SOURCE RECORDS
=====
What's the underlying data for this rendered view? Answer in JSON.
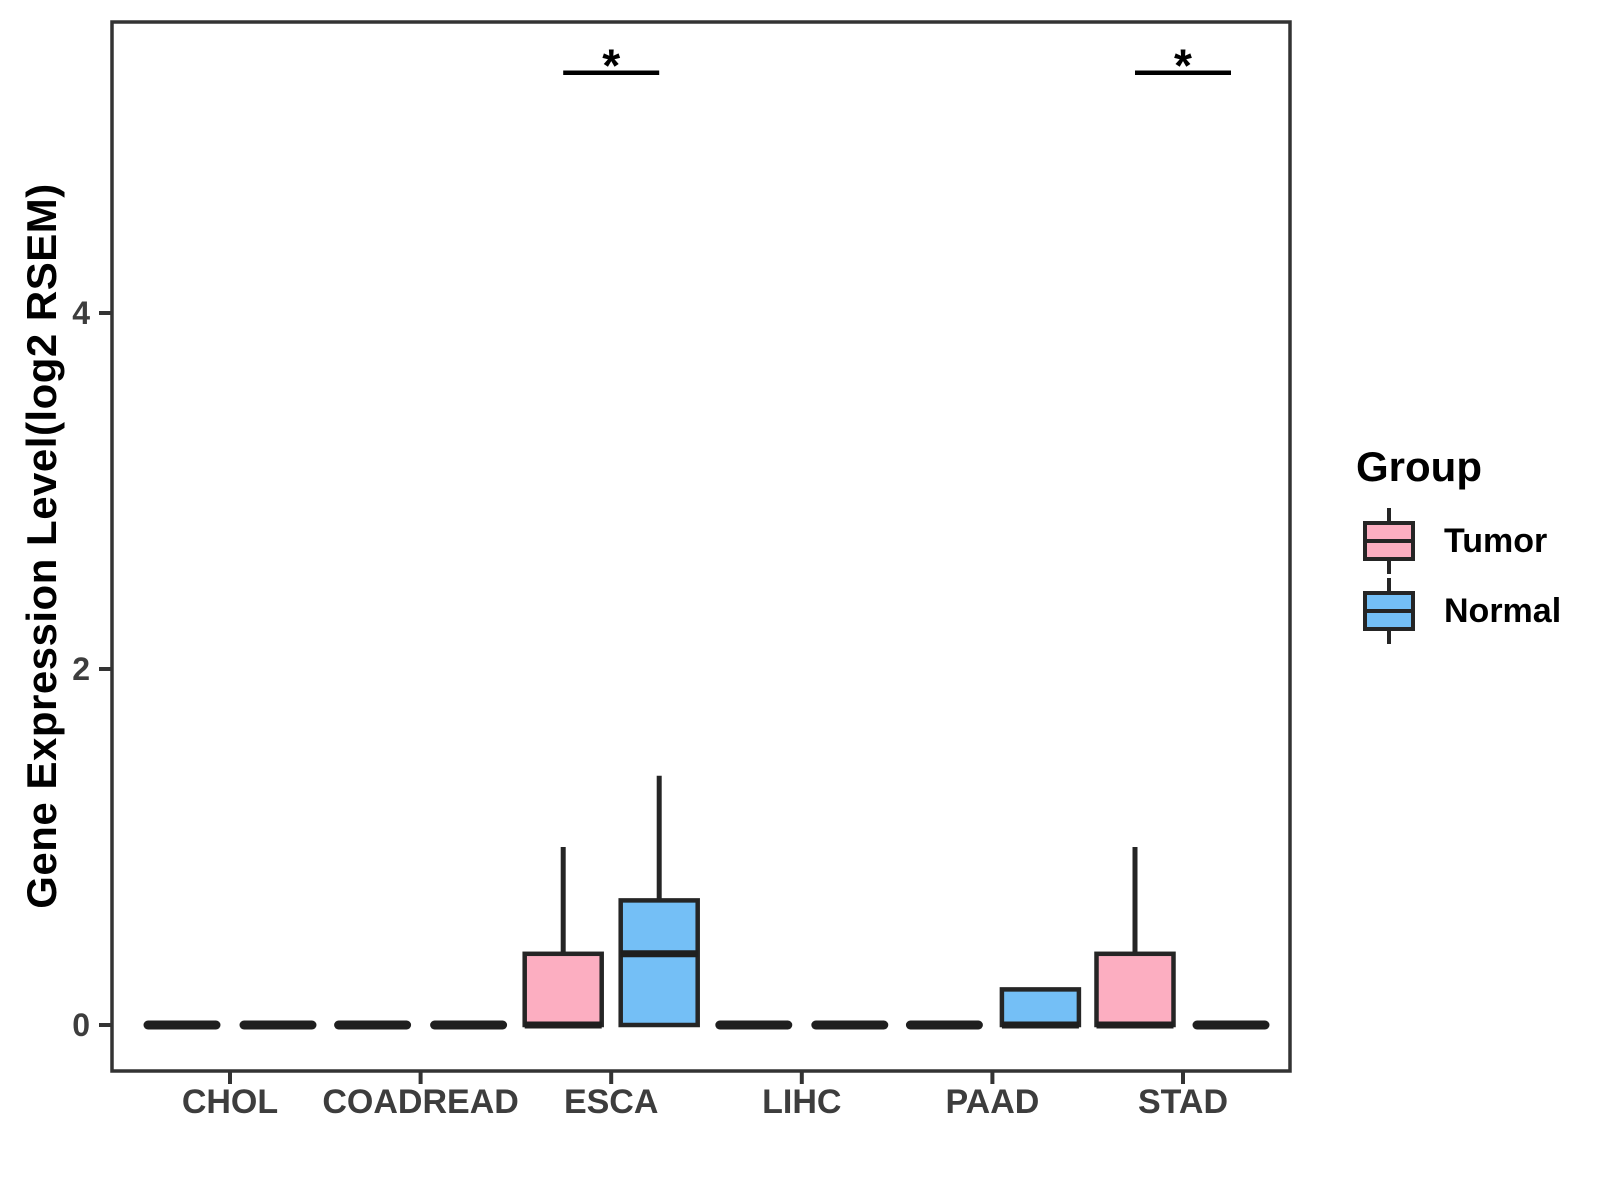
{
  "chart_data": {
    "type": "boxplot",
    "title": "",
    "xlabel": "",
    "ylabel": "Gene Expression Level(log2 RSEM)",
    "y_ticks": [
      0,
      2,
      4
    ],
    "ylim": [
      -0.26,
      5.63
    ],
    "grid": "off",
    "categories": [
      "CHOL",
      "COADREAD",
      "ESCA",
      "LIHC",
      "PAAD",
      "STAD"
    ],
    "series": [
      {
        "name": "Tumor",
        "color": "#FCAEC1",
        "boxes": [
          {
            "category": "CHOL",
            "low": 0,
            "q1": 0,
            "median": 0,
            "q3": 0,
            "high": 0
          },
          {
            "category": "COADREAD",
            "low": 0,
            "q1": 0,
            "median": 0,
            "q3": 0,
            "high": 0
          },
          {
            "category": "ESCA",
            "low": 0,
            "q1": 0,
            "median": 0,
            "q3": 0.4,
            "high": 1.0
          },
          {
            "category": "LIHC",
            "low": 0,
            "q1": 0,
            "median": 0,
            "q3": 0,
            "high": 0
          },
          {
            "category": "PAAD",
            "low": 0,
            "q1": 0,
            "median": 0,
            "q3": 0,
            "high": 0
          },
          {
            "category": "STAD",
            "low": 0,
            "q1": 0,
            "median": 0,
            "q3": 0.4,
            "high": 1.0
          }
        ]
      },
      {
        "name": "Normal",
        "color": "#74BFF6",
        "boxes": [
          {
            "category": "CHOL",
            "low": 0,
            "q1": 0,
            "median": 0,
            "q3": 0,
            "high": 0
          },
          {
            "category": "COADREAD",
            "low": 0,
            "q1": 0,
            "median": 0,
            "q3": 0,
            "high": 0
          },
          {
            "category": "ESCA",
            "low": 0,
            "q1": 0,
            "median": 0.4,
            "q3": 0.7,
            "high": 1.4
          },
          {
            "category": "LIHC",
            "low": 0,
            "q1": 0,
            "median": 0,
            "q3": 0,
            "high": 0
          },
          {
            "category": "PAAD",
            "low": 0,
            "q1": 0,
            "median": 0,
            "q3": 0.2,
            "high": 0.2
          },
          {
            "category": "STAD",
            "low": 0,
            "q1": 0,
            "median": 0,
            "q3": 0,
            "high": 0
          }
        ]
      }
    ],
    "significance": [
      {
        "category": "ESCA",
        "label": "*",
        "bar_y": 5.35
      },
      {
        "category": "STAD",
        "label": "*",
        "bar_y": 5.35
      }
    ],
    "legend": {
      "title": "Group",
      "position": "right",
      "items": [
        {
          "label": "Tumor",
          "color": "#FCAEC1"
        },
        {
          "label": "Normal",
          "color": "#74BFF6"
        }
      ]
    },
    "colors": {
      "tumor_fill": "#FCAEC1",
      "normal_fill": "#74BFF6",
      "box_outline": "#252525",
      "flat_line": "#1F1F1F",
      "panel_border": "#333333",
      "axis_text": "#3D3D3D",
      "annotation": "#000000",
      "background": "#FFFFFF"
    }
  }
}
=====
BRIEF
Leaving the pictures aside, transcribe the entire listing exactly.

ANSWER TO THIS EXERCISE
What's the underlying data for this rendered view? Answer in JSON.
{
  "chart_data": {
    "type": "boxplot",
    "title": "",
    "xlabel": "",
    "ylabel": "Gene Expression Level(log2 RSEM)",
    "y_ticks": [
      0,
      2,
      4
    ],
    "ylim": [
      -0.26,
      5.63
    ],
    "grid": "off",
    "categories": [
      "CHOL",
      "COADREAD",
      "ESCA",
      "LIHC",
      "PAAD",
      "STAD"
    ],
    "series": [
      {
        "name": "Tumor",
        "color": "#FCAEC1",
        "boxes": [
          {
            "category": "CHOL",
            "low": 0,
            "q1": 0,
            "median": 0,
            "q3": 0,
            "high": 0
          },
          {
            "category": "COADREAD",
            "low": 0,
            "q1": 0,
            "median": 0,
            "q3": 0,
            "high": 0
          },
          {
            "category": "ESCA",
            "low": 0,
            "q1": 0,
            "median": 0,
            "q3": 0.4,
            "high": 1.0
          },
          {
            "category": "LIHC",
            "low": 0,
            "q1": 0,
            "median": 0,
            "q3": 0,
            "high": 0
          },
          {
            "category": "PAAD",
            "low": 0,
            "q1": 0,
            "median": 0,
            "q3": 0,
            "high": 0
          },
          {
            "category": "STAD",
            "low": 0,
            "q1": 0,
            "median": 0,
            "q3": 0.4,
            "high": 1.0
          }
        ]
      },
      {
        "name": "Normal",
        "color": "#74BFF6",
        "boxes": [
          {
            "category": "CHOL",
            "low": 0,
            "q1": 0,
            "median": 0,
            "q3": 0,
            "high": 0
          },
          {
            "category": "COADREAD",
            "low": 0,
            "q1": 0,
            "median": 0,
            "q3": 0,
            "high": 0
          },
          {
            "category": "ESCA",
            "low": 0,
            "q1": 0,
            "median": 0.4,
            "q3": 0.7,
            "high": 1.4
          },
          {
            "category": "LIHC",
            "low": 0,
            "q1": 0,
            "median": 0,
            "q3": 0,
            "high": 0
          },
          {
            "category": "PAAD",
            "low": 0,
            "q1": 0,
            "median": 0,
            "q3": 0.2,
            "high": 0.2
          },
          {
            "category": "STAD",
            "low": 0,
            "q1": 0,
            "median": 0,
            "q3": 0,
            "high": 0
          }
        ]
      }
    ],
    "significance": [
      {
        "category": "ESCA",
        "label": "*",
        "bar_y": 5.35
      },
      {
        "category": "STAD",
        "label": "*",
        "bar_y": 5.35
      }
    ],
    "legend": {
      "title": "Group",
      "position": "right",
      "items": [
        {
          "label": "Tumor",
          "color": "#FCAEC1"
        },
        {
          "label": "Normal",
          "color": "#74BFF6"
        }
      ]
    },
    "colors": {
      "tumor_fill": "#FCAEC1",
      "normal_fill": "#74BFF6",
      "box_outline": "#252525",
      "flat_line": "#1F1F1F",
      "panel_border": "#333333",
      "axis_text": "#3D3D3D",
      "annotation": "#000000",
      "background": "#FFFFFF"
    }
  }
}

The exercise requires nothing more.